[Task statement]:
Reproduce each line from the records that holds "DAIRY".

[Records supplied]:
— START —

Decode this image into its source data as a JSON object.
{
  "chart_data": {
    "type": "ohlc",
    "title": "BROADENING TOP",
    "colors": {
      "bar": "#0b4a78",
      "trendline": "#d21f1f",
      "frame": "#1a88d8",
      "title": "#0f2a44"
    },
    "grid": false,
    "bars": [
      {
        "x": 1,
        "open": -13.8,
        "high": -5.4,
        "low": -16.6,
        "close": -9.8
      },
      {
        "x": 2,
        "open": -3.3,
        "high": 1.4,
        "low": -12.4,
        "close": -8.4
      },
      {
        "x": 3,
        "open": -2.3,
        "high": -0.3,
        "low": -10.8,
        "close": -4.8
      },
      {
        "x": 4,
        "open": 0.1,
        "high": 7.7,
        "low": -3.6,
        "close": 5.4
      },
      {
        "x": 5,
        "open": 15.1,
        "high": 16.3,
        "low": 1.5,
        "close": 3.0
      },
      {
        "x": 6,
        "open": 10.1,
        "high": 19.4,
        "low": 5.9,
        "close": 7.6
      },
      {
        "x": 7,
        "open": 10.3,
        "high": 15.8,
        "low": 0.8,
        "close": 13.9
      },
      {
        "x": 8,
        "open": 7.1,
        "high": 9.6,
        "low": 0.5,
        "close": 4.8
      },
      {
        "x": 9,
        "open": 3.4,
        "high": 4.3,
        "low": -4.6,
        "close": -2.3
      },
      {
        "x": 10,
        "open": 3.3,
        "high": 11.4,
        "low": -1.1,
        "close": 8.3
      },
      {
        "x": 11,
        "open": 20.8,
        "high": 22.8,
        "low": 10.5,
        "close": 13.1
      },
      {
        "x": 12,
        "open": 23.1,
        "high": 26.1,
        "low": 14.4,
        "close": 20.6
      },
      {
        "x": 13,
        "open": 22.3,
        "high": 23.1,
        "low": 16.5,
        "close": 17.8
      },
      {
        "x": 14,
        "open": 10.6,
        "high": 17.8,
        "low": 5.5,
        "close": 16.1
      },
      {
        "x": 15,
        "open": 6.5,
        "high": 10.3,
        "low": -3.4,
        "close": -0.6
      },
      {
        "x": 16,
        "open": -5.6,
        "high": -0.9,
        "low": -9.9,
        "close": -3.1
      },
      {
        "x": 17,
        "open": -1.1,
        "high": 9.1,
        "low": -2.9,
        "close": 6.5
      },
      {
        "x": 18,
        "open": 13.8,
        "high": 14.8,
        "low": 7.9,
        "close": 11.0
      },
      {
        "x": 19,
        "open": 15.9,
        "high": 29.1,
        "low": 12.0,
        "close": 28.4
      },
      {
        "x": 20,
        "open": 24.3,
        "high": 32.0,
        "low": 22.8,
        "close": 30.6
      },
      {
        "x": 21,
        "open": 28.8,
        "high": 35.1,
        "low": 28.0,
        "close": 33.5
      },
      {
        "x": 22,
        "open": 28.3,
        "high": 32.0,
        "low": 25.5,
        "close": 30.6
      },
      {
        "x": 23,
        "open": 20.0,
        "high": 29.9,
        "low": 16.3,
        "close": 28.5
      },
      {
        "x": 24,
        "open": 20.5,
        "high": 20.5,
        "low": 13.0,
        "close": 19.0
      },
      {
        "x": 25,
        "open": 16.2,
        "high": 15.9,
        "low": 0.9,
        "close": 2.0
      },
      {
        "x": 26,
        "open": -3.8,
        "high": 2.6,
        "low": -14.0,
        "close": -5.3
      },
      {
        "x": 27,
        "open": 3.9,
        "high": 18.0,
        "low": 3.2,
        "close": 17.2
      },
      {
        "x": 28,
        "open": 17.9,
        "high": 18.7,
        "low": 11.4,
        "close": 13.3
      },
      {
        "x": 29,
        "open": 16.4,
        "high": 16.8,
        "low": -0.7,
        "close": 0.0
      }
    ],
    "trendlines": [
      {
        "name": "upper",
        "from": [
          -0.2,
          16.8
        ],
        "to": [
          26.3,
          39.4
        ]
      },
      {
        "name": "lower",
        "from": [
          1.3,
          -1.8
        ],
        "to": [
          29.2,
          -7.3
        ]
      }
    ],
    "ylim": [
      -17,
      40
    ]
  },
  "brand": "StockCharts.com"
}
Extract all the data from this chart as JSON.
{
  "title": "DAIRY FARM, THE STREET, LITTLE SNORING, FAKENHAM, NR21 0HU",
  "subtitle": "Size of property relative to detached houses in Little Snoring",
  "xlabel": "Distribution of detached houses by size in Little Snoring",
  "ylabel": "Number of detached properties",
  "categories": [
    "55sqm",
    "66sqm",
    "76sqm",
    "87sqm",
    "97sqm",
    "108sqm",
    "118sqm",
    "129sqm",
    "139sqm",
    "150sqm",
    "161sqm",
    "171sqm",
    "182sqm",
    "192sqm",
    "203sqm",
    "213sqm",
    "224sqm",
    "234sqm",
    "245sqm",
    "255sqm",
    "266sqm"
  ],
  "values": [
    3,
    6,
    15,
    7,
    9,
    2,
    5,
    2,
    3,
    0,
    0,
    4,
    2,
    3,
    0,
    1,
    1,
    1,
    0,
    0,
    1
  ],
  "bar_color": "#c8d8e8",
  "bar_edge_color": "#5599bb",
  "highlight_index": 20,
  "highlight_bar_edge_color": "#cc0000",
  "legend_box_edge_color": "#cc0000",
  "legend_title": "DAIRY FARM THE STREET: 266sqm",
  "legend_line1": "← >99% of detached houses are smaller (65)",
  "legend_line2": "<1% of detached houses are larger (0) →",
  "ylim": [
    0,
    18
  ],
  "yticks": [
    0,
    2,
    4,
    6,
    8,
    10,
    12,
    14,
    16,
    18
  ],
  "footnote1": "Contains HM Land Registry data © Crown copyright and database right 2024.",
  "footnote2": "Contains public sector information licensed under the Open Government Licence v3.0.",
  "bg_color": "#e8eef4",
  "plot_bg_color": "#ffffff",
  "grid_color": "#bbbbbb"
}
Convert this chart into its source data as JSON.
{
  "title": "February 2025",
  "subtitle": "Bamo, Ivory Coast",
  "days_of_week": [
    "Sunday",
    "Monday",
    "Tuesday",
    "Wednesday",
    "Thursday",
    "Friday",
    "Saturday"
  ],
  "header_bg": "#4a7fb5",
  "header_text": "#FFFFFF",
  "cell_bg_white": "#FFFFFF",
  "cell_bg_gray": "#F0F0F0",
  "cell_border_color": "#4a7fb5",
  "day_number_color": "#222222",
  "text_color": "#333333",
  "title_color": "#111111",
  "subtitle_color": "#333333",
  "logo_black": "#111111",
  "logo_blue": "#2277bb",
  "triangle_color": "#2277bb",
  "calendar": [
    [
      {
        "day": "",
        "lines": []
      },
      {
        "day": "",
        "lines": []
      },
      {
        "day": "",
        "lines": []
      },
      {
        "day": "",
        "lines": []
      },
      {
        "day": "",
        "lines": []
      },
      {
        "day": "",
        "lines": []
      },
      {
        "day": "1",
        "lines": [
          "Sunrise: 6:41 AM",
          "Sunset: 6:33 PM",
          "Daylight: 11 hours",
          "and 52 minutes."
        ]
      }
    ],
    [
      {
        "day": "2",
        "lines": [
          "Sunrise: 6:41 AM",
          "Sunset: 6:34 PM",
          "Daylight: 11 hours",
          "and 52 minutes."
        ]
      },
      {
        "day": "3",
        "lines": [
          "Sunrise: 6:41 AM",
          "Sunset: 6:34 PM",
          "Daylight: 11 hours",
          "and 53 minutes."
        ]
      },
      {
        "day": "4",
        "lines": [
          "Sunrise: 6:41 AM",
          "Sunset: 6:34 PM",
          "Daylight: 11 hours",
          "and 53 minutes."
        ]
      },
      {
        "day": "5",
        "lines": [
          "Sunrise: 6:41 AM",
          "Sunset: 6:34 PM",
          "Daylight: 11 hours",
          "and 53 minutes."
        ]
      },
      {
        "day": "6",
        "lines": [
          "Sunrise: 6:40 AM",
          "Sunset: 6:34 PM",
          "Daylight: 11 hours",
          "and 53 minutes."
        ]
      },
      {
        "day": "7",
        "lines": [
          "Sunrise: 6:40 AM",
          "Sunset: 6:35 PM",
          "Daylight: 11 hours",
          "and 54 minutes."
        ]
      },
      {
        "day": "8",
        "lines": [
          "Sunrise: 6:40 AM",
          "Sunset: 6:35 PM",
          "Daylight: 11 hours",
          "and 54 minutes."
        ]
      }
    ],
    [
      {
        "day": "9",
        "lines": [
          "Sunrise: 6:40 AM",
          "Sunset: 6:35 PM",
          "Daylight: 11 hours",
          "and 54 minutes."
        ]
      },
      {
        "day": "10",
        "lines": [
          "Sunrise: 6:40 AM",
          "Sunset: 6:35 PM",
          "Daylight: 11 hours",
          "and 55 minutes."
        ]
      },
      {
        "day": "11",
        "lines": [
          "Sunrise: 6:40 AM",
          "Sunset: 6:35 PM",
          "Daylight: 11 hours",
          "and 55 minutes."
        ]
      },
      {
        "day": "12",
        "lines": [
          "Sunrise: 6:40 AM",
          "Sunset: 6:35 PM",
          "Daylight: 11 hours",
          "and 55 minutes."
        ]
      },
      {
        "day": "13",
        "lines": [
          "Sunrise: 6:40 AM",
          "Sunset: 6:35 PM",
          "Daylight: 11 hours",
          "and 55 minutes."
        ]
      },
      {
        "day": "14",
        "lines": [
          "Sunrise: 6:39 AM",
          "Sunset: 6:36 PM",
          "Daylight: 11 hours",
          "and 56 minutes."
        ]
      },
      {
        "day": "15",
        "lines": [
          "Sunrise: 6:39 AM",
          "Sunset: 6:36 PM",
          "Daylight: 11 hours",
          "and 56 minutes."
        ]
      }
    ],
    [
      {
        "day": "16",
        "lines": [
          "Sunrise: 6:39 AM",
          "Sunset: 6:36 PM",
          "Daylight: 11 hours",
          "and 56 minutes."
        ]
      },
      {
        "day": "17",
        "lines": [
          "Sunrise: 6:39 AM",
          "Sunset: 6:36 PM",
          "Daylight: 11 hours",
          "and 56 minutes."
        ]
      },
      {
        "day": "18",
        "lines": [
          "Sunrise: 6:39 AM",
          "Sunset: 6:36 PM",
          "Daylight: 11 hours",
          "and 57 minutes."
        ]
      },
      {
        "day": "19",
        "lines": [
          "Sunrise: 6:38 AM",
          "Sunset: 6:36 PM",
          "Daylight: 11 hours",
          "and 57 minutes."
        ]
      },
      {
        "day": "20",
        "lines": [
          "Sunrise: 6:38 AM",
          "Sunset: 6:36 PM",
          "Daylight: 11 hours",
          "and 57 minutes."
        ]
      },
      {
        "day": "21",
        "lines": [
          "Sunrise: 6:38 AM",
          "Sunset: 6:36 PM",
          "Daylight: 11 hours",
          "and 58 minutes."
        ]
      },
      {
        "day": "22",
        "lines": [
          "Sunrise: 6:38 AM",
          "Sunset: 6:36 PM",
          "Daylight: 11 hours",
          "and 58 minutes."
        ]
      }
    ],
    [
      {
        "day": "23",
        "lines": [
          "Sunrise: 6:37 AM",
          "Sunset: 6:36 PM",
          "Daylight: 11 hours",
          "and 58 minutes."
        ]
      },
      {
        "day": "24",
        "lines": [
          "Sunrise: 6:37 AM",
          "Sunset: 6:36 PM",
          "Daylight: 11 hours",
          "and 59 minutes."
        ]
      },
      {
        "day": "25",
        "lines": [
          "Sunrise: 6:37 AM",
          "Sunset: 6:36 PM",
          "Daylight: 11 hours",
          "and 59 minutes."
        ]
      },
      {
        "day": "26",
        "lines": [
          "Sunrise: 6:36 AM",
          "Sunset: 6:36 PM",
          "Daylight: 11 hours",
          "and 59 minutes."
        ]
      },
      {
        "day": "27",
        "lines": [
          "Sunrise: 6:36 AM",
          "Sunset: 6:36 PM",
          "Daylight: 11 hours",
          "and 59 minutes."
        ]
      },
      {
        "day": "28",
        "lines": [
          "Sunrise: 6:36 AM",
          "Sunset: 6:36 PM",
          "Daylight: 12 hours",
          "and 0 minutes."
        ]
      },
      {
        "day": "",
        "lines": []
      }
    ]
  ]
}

— END —

[Reply to the task]:
  "title": "DAIRY FARM, THE STREET, LITTLE SNORING, FAKENHAM, NR21 0HU",
  "legend_title": "DAIRY FARM THE STREET: 266sqm",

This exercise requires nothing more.